═════ SUPPLIED RECORDS ═════

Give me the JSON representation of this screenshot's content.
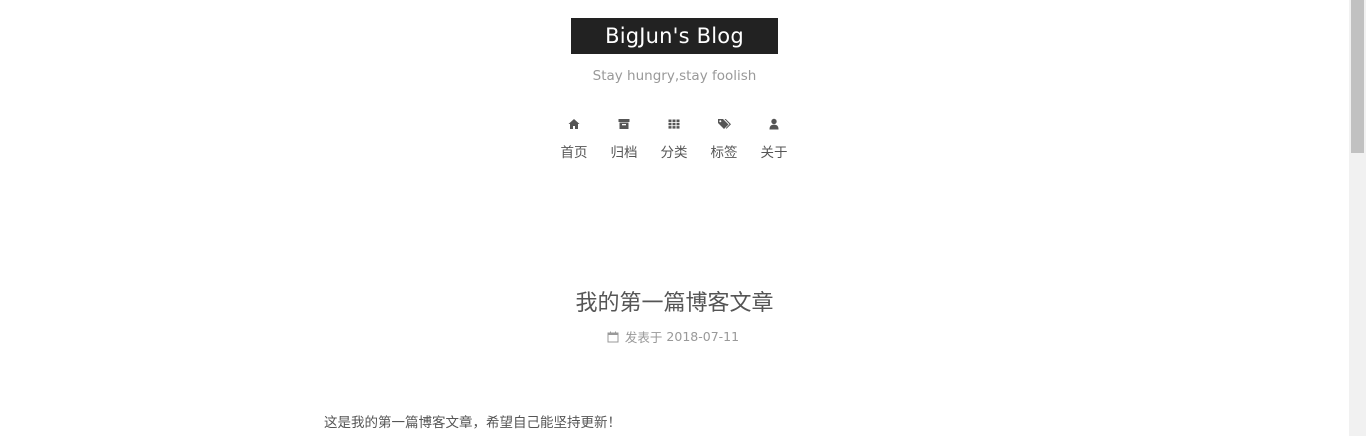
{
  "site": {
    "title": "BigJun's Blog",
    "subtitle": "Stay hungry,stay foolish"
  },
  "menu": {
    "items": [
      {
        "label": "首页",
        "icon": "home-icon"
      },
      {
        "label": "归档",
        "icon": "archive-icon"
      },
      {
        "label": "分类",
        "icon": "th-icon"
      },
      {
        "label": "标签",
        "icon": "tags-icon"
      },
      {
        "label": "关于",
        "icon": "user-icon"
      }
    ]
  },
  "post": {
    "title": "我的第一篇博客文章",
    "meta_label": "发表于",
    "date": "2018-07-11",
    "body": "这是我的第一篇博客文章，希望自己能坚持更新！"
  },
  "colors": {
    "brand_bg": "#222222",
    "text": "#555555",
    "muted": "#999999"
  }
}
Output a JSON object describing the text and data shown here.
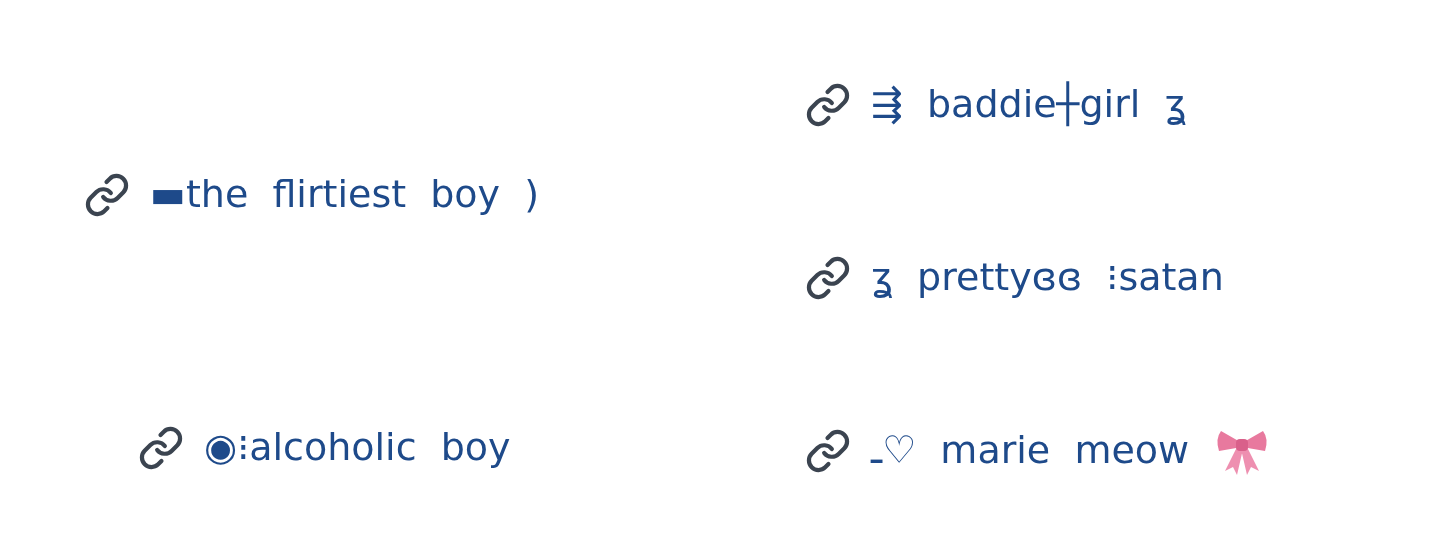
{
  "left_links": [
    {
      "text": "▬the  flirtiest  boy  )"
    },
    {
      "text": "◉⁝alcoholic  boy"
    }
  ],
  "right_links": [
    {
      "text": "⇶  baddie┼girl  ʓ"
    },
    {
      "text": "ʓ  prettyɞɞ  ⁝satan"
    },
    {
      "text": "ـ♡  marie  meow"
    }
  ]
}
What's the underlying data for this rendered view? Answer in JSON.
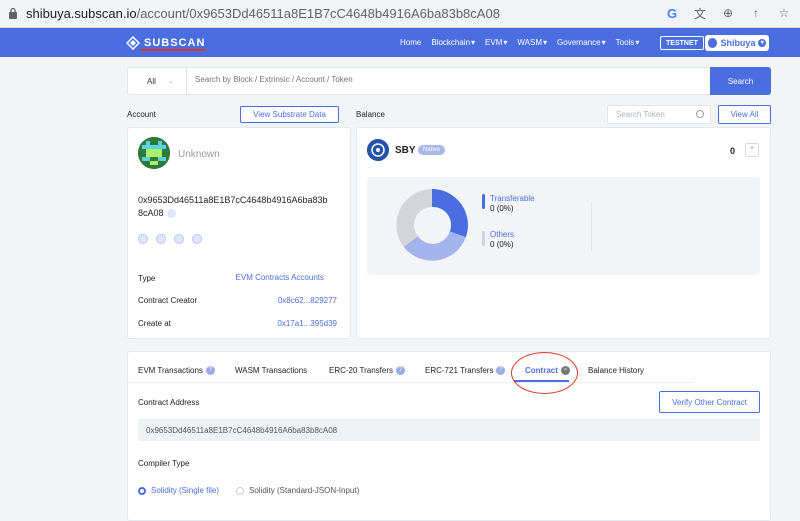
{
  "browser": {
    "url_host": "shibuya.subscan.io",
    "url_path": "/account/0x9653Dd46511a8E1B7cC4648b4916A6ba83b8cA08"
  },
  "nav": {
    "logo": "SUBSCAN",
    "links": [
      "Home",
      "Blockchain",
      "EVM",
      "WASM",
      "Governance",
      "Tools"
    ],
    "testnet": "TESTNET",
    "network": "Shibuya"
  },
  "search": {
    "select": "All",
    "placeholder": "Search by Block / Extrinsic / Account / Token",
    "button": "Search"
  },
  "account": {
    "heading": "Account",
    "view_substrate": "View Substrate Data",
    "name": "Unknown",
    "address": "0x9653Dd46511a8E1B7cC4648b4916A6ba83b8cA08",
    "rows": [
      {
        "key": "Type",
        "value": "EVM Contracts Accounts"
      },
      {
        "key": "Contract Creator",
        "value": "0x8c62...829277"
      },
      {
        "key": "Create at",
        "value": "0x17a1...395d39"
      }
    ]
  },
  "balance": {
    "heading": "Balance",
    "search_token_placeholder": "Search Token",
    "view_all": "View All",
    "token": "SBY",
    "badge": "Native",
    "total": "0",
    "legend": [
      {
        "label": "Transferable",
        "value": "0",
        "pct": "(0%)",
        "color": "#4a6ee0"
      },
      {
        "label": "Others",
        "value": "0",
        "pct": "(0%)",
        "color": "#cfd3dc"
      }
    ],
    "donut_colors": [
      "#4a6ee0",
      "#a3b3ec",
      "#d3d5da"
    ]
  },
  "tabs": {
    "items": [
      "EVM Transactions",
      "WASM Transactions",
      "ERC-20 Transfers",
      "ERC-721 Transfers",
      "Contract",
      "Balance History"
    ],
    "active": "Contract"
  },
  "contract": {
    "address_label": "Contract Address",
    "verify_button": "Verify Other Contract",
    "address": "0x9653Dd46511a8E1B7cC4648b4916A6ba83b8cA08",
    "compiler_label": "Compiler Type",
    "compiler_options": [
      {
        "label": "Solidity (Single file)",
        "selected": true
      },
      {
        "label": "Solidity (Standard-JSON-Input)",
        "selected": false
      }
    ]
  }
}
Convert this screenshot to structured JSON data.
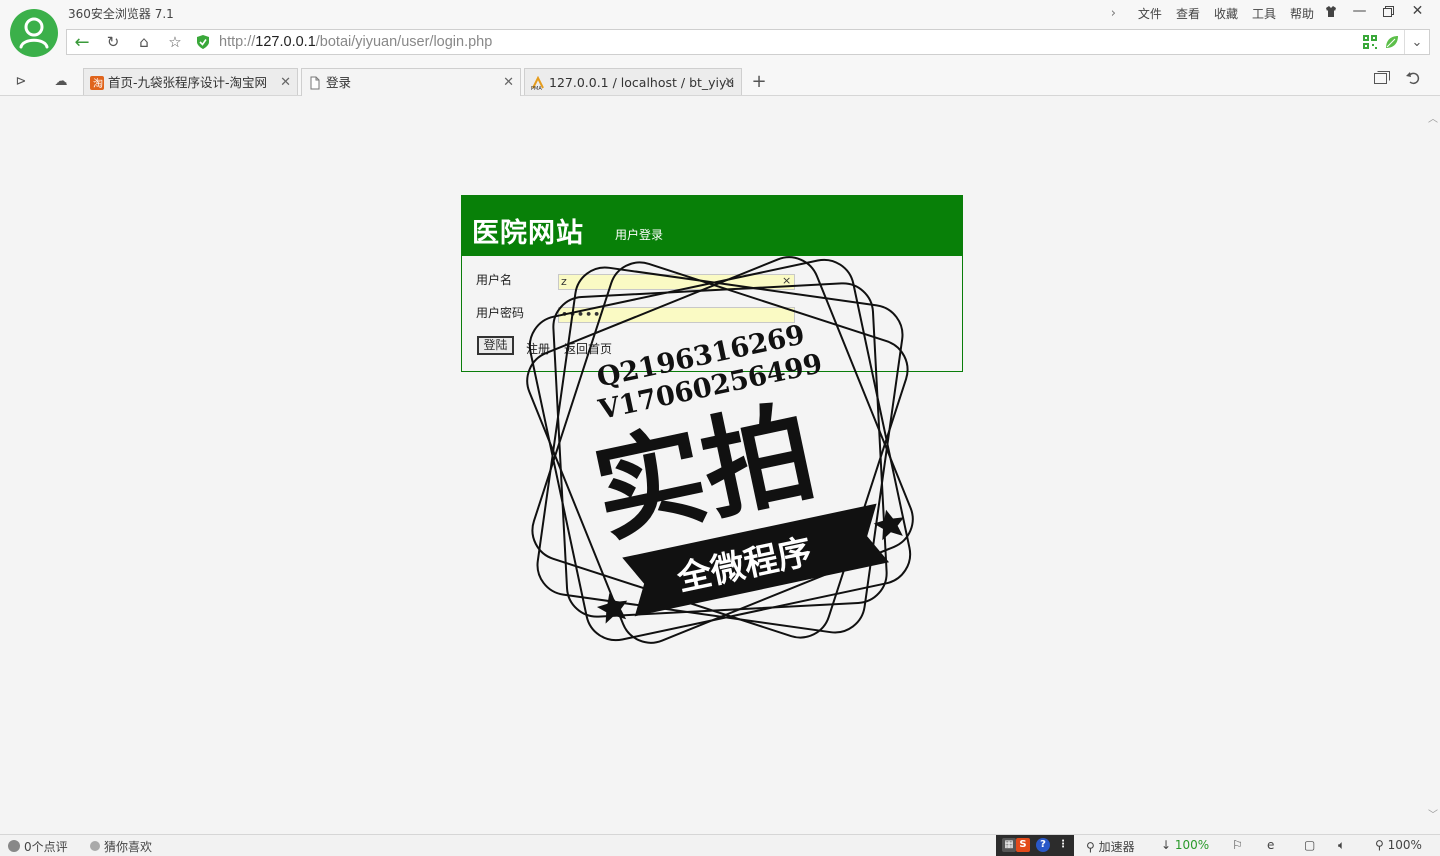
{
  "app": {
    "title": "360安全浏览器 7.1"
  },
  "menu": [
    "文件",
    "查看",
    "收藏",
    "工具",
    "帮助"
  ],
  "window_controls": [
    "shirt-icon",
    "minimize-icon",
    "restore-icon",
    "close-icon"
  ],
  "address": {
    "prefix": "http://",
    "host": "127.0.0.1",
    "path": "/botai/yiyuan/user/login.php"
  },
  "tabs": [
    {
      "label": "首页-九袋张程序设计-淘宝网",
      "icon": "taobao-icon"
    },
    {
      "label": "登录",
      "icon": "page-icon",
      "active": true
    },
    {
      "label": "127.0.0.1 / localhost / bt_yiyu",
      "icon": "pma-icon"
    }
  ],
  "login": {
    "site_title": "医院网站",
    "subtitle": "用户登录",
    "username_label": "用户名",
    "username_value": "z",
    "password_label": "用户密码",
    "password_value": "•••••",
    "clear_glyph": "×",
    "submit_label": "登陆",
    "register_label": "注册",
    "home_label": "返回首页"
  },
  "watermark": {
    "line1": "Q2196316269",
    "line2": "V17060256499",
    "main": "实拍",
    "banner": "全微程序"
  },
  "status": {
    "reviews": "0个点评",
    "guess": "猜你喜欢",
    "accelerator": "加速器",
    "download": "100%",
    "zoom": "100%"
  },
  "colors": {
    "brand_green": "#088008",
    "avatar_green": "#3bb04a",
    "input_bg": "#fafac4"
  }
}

═════

- WORK TO BE COMPLETED -
Using the entries above, find all lines with "JSON". Copy them.

- WRITTEN RESPONSE -
Give me the JSON representation of this screenshot's content.
Output a JSON object describing the text and data shown here.
What's the underlying data for this rendered view? Answer in JSON.
        "label": "Solidity (Standard-JSON-Input)",
Convert this screenshot to structured JSON data.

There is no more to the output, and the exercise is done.